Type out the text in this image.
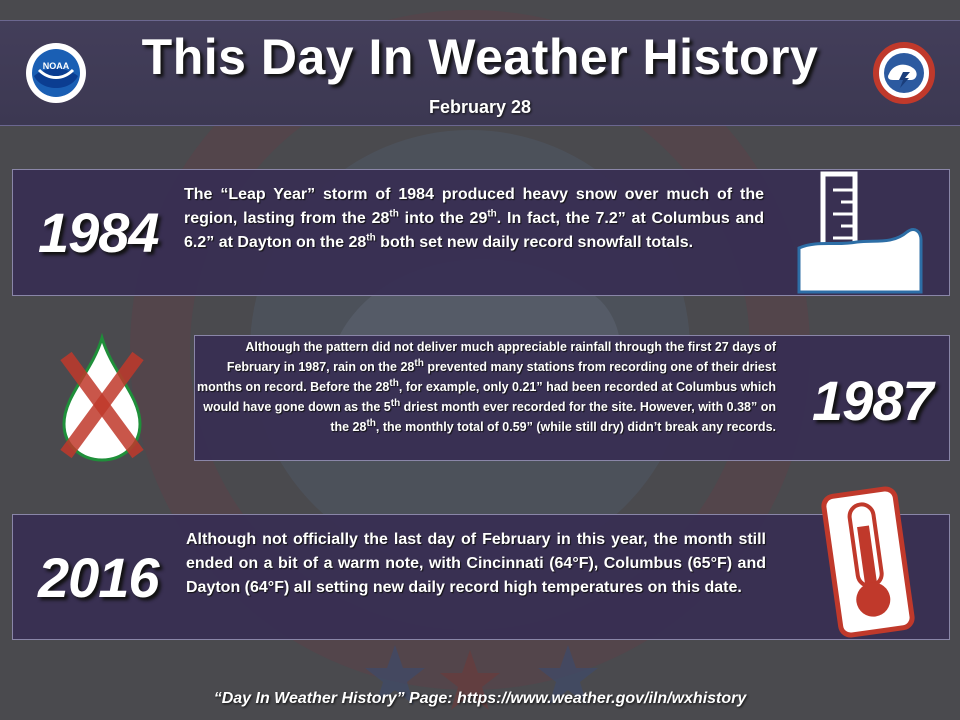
NOAA	This Day In Weather History
February 28
1984
The “Leap Year” storm of 1984 produced heavy snow over much of the region, lasting from the 28th into the 29th. In fact, the 7.2” at Columbus and 6.2” at Dayton on the 28th both set new daily record snowfall totals.
Although the pattern did not deliver much appreciable rainfall through the first 27 days of February in 1987, rain on the 28th prevented many stations from recording one of their driest months on record. Before the 28th, for example, only 0.21” had been recorded at Columbus which would have gone down as the 5th driest month ever recorded for the site. However, with 0.38” on the 28th, the monthly total of 0.59” (while still dry) didn’t break any records. 1987
2016
Although not officially the last day of February in this year, the month still ended on a bit of a warm note, with Cincinnati (64°F), Columbus (65°F) and Dayton (64°F) all setting new daily record high temperatures on this date.
“Day In Weather History” Page: https://www.weather.gov/iln/wxhistory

+++

__Requirements__. Omit any images, then output the listing exactly.

__Response to the exercise__.
Type out the text in this image.
NOAA	This Day In Weather History
February 28
1984
The “Leap Year” storm of 1984 produced heavy snow over much of the region, lasting from the 28th into the 29th. In fact, the 7.2” at Columbus and 6.2” at Dayton on the 28th both set new daily record snowfall totals.
Although the pattern did not deliver much appreciable rainfall through the first 27 days of February in 1987, rain on the 28th prevented many stations from recording one of their driest months on record. Before the 28th, for example, only 0.21” had been recorded at Columbus which would have gone down as the 5th driest month ever recorded for the site. However, with 0.38” on the 28th, the monthly total of 0.59” (while still dry) didn’t break any records. 1987
2016
Although not officially the last day of February in this year, the month still ended on a bit of a warm note, with Cincinnati (64°F), Columbus (65°F) and Dayton (64°F) all setting new daily record high temperatures on this date.
“Day In Weather History” Page: https://www.weather.gov/iln/wxhistory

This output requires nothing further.